- **Records from a data collection**:
== Segment start ==

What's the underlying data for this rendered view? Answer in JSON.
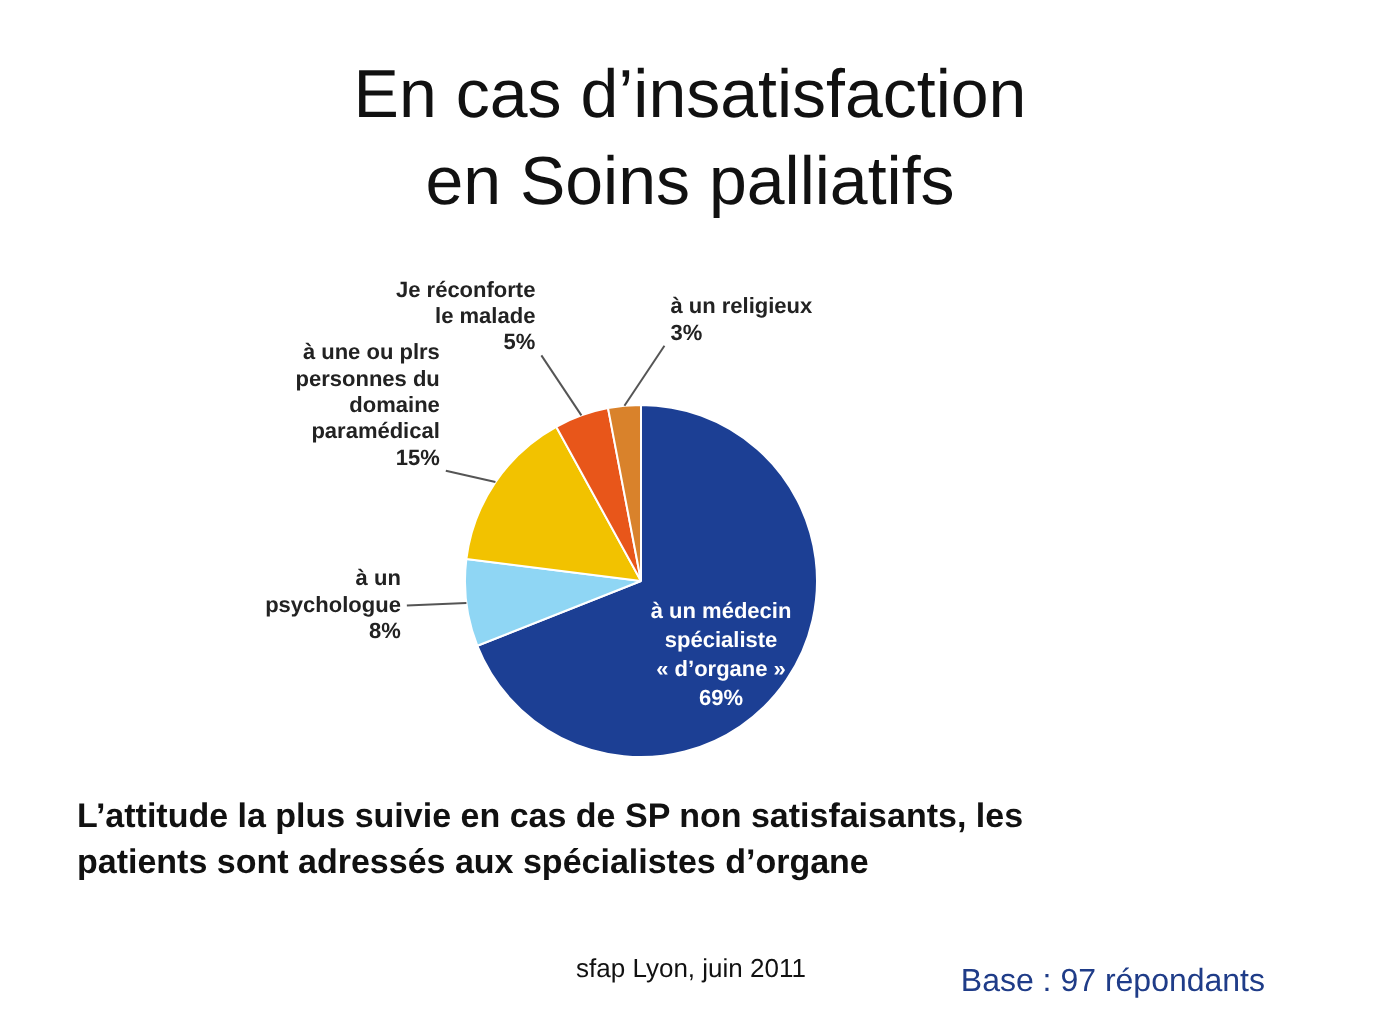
{
  "chart_data": {
    "type": "pie",
    "title": "En cas d’insatisfaction\nen Soins palliatifs",
    "categories": [
      "à un médecin\nspécialiste\n« d’organe »",
      "à un\npsychologue",
      "à une ou plrs\npersonnes du\ndomaine\nparamédical",
      "Je réconforte\nle malade",
      "à un religieux"
    ],
    "values": [
      69,
      8,
      15,
      5,
      3
    ],
    "value_labels": [
      "69%",
      "8%",
      "15%",
      "5%",
      "3%"
    ],
    "colors": [
      "#1c3f94",
      "#8fd6f4",
      "#f2c200",
      "#e8561a",
      "#d9822b"
    ],
    "annotations": [
      "L’attitude la plus  suivie en cas de SP non satisfaisants, les\npatients sont adressés  aux spécialistes d’organe",
      "sfap Lyon, juin 2011",
      "Base : 97 répondants"
    ]
  }
}
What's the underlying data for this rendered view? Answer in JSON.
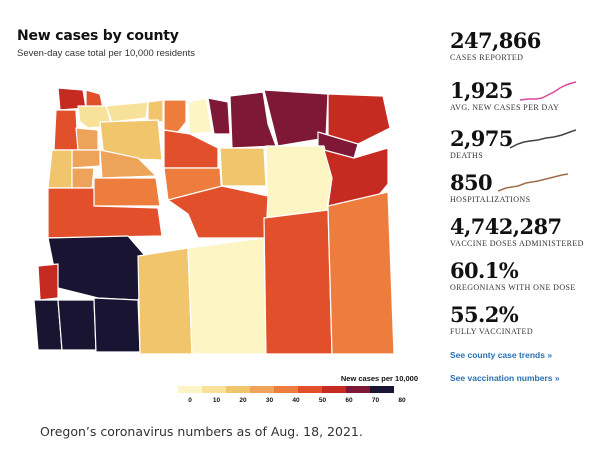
{
  "map": {
    "title": "New cases by county",
    "subtitle": "Seven-day case total per 10,000 residents",
    "legend_title": "New cases per 10,000",
    "legend_ticks": [
      "0",
      "10",
      "20",
      "30",
      "40",
      "50",
      "60",
      "70",
      "80"
    ],
    "legend_colors": [
      "#fdf5c4",
      "#f8e29a",
      "#f1c56b",
      "#eda35a",
      "#ec7d3d",
      "#e2502b",
      "#c62b22",
      "#7e1836",
      "#1a1433"
    ]
  },
  "stats": [
    {
      "value": "247,866",
      "label": "CASES REPORTED"
    },
    {
      "value": "1,925",
      "label": "AVG. NEW CASES PER DAY",
      "spark_color": "#d84a9a"
    },
    {
      "value": "2,975",
      "label": "DEATHS",
      "spark_color": "#444444"
    },
    {
      "value": "850",
      "label": "HOSPITALIZATIONS",
      "spark_color": "#a0704a"
    },
    {
      "value": "4,742,287",
      "label": "VACCINE DOSES ADMINISTERED"
    },
    {
      "value": "60.1%",
      "label": "OREGONIANS WITH ONE DOSE"
    },
    {
      "value": "55.2%",
      "label": "FULLY VACCINATED"
    }
  ],
  "links": {
    "county_trends": "See county case trends »",
    "vaccination": "See vaccination numbers »"
  },
  "caption": "Oregon’s coronavirus numbers as of Aug. 18, 2021."
}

== Segment end ==

- **Required work**: Could you output every entry exactly as written, skipping the pictures?

- **Answer for this exercise**:
What's the underlying data for this rendered view? Answer in JSON.
{
  "chart_data": {
    "type": "pie",
    "title": "En cas d’insatisfaction\nen Soins palliatifs",
    "categories": [
      "à un médecin\nspécialiste\n« d’organe »",
      "à un\npsychologue",
      "à une ou plrs\npersonnes du\ndomaine\nparamédical",
      "Je réconforte\nle malade",
      "à un religieux"
    ],
    "values": [
      69,
      8,
      15,
      5,
      3
    ],
    "value_labels": [
      "69%",
      "8%",
      "15%",
      "5%",
      "3%"
    ],
    "colors": [
      "#1c3f94",
      "#8fd6f4",
      "#f2c200",
      "#e8561a",
      "#d9822b"
    ],
    "annotations": [
      "L’attitude la plus  suivie en cas de SP non satisfaisants, les\npatients sont adressés  aux spécialistes d’organe",
      "sfap Lyon, juin 2011",
      "Base : 97 répondants"
    ]
  }
}
What's the underlying data for this rendered view? Answer in JSON.
{
  "map": {
    "title": "New cases by county",
    "subtitle": "Seven-day case total per 10,000 residents",
    "legend_title": "New cases per 10,000",
    "legend_ticks": [
      "0",
      "10",
      "20",
      "30",
      "40",
      "50",
      "60",
      "70",
      "80"
    ],
    "legend_colors": [
      "#fdf5c4",
      "#f8e29a",
      "#f1c56b",
      "#eda35a",
      "#ec7d3d",
      "#e2502b",
      "#c62b22",
      "#7e1836",
      "#1a1433"
    ]
  },
  "stats": [
    {
      "value": "247,866",
      "label": "CASES REPORTED"
    },
    {
      "value": "1,925",
      "label": "AVG. NEW CASES PER DAY",
      "spark_color": "#d84a9a"
    },
    {
      "value": "2,975",
      "label": "DEATHS",
      "spark_color": "#444444"
    },
    {
      "value": "850",
      "label": "HOSPITALIZATIONS",
      "spark_color": "#a0704a"
    },
    {
      "value": "4,742,287",
      "label": "VACCINE DOSES ADMINISTERED"
    },
    {
      "value": "60.1%",
      "label": "OREGONIANS WITH ONE DOSE"
    },
    {
      "value": "55.2%",
      "label": "FULLY VACCINATED"
    }
  ],
  "links": {
    "county_trends": "See county case trends »",
    "vaccination": "See vaccination numbers »"
  },
  "caption": "Oregon’s coronavirus numbers as of Aug. 18, 2021."
}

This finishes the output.